> Prompt
Using the listing below, select the lines with the word "this" and copy them.
--- begin ---
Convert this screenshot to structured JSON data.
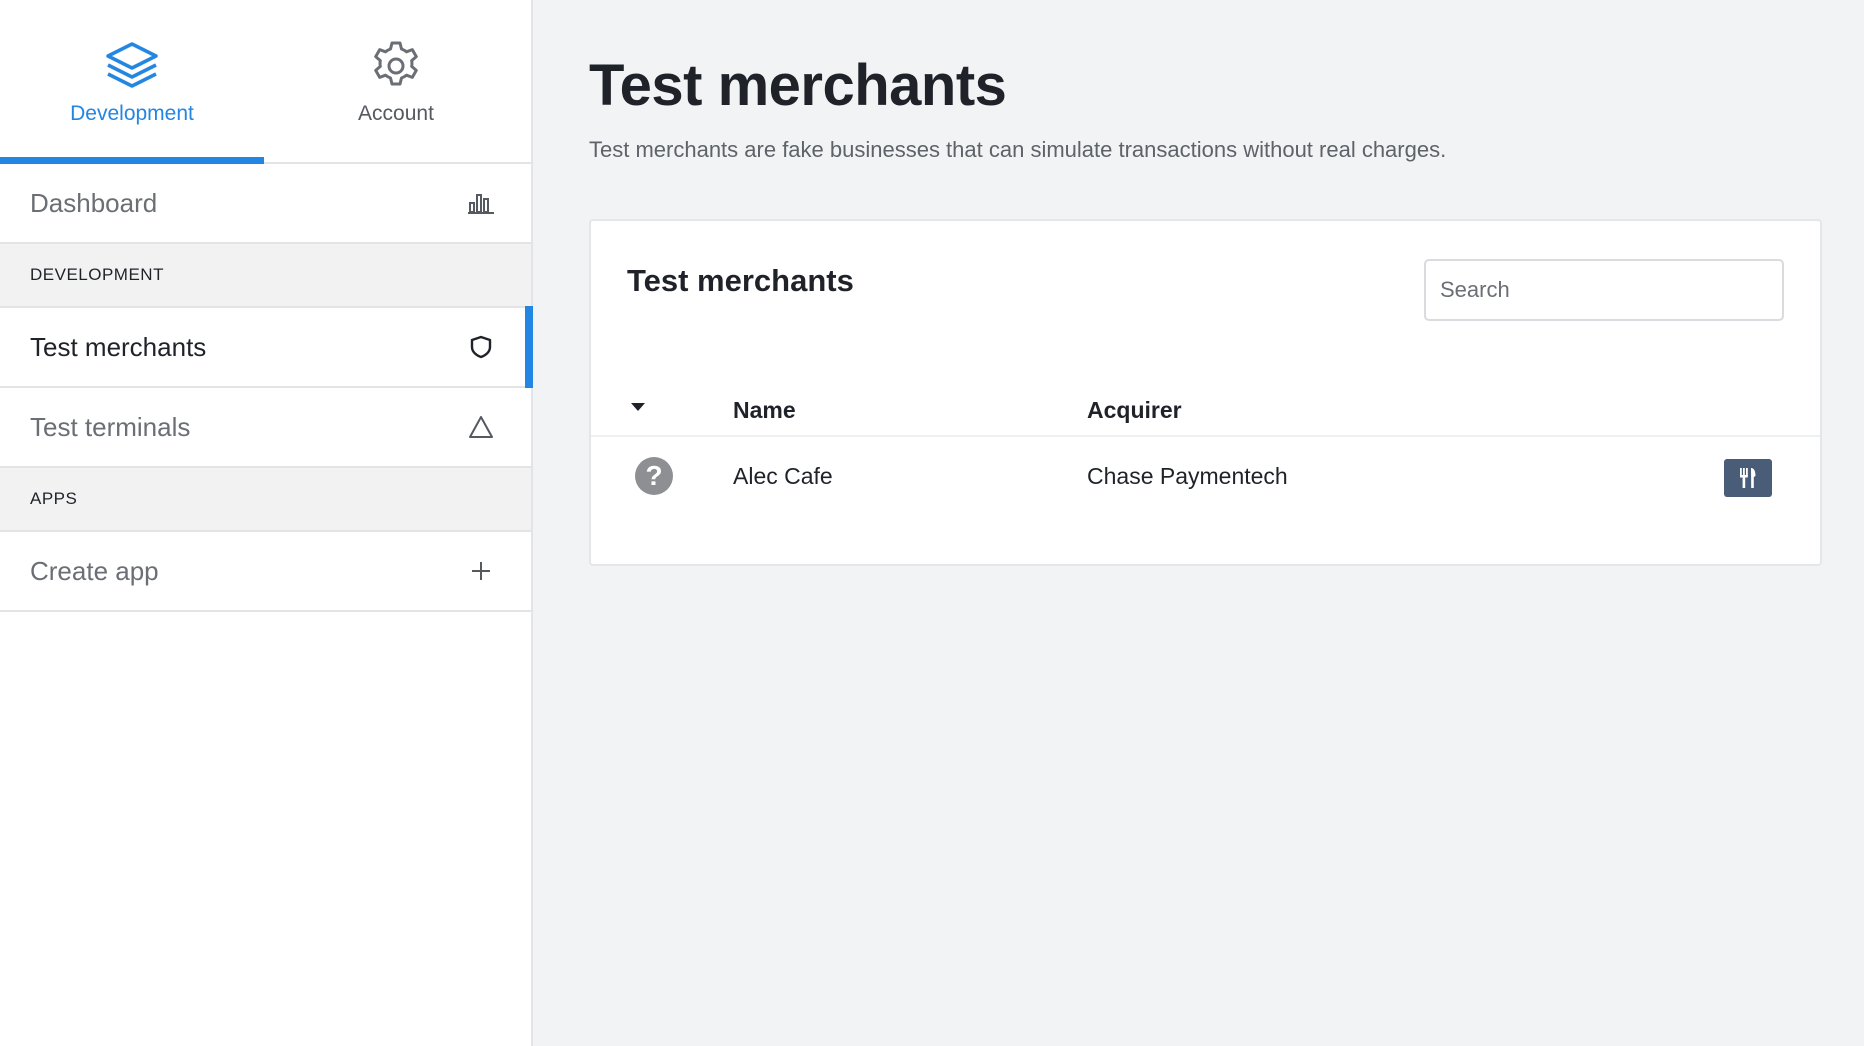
{
  "sidebar": {
    "tabs": [
      {
        "label": "Development",
        "icon": "layers-icon",
        "active": true
      },
      {
        "label": "Account",
        "icon": "gear-icon",
        "active": false
      }
    ],
    "dashboard": {
      "label": "Dashboard",
      "icon": "bar-chart-icon"
    },
    "sections": [
      {
        "header": "DEVELOPMENT",
        "items": [
          {
            "label": "Test merchants",
            "icon": "shield-icon",
            "selected": true
          },
          {
            "label": "Test terminals",
            "icon": "triangle-icon",
            "selected": false
          }
        ]
      },
      {
        "header": "APPS",
        "items": [
          {
            "label": "Create app",
            "icon": "plus-icon",
            "selected": false
          }
        ]
      }
    ]
  },
  "main": {
    "title": "Test merchants",
    "subtitle": "Test merchants are fake businesses that can simulate transactions without real charges.",
    "card": {
      "title": "Test merchants",
      "search_placeholder": "Search",
      "columns": {
        "name": "Name",
        "acquirer": "Acquirer"
      },
      "rows": [
        {
          "status_icon": "question-circle-icon",
          "name": "Alec Cafe",
          "acquirer": "Chase Paymentech",
          "category_icon": "fork-knife-icon"
        }
      ]
    }
  },
  "colors": {
    "accent": "#2386e2",
    "badge": "#4a5d78"
  }
}
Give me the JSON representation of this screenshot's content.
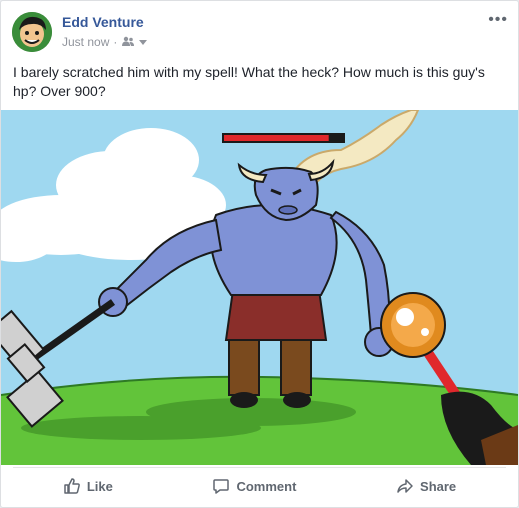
{
  "post": {
    "author": "Edd Venture",
    "time": "Just now",
    "separator": "·",
    "audience_icon": "friends-icon",
    "text": "I barely scratched him with my spell! What the heck? How much is this guy's hp? Over 900?"
  },
  "actions": {
    "like": "Like",
    "comment": "Comment",
    "share": "Share"
  },
  "image": {
    "boss_hp_fraction": 0.88,
    "sky_color": "#9fd8f0",
    "grass_color": "#62c43a"
  },
  "colors": {
    "author_link": "#365899",
    "meta_text": "#90949c",
    "action_text": "#606770"
  }
}
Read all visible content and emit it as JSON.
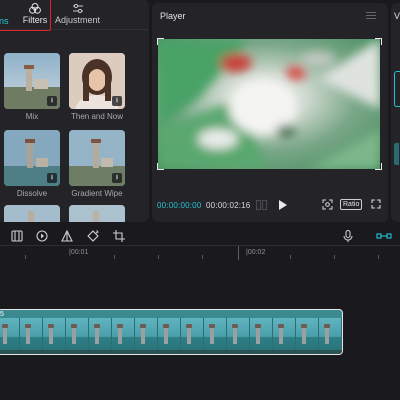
{
  "tabs": {
    "transitions": "ons",
    "filters": "Filters",
    "adjustment": "Adjustment"
  },
  "effects": [
    {
      "name": "Mix"
    },
    {
      "name": "Then and Now"
    },
    {
      "name": "Dissolve"
    },
    {
      "name": "Gradient Wipe"
    },
    {
      "name": ""
    },
    {
      "name": ""
    }
  ],
  "player": {
    "title": "Player",
    "current_time": "00:00:00:00",
    "total_time": "00:00:02:16",
    "ratio_label": "Ratio"
  },
  "right_panel": {
    "title_initial": "V"
  },
  "timeline": {
    "ruler_marks": [
      "|00:01",
      "|00:02"
    ],
    "clip_label": "5"
  },
  "colors": {
    "accent": "#25c4d4",
    "highlight_box": "#e0202a",
    "background": "#1a1a1e",
    "panel": "#242428"
  },
  "icons": [
    "transitions-icon",
    "filters-icon",
    "adjustment-icon",
    "download-icon",
    "menu-icon",
    "frame-step-icon",
    "play-icon",
    "fit-screen-icon",
    "fullscreen-icon",
    "split-icon",
    "freeze-icon",
    "mirror-icon",
    "rotate-icon",
    "crop-icon",
    "microphone-icon",
    "link-icon"
  ]
}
--- end ---
> Solution
Convert this screenshot to structured JSON data.
Give me the JSON representation of this screenshot's content.
    "text": "I barely scratched him with my spell! What the heck? How much is this guy's hp? Over 900?"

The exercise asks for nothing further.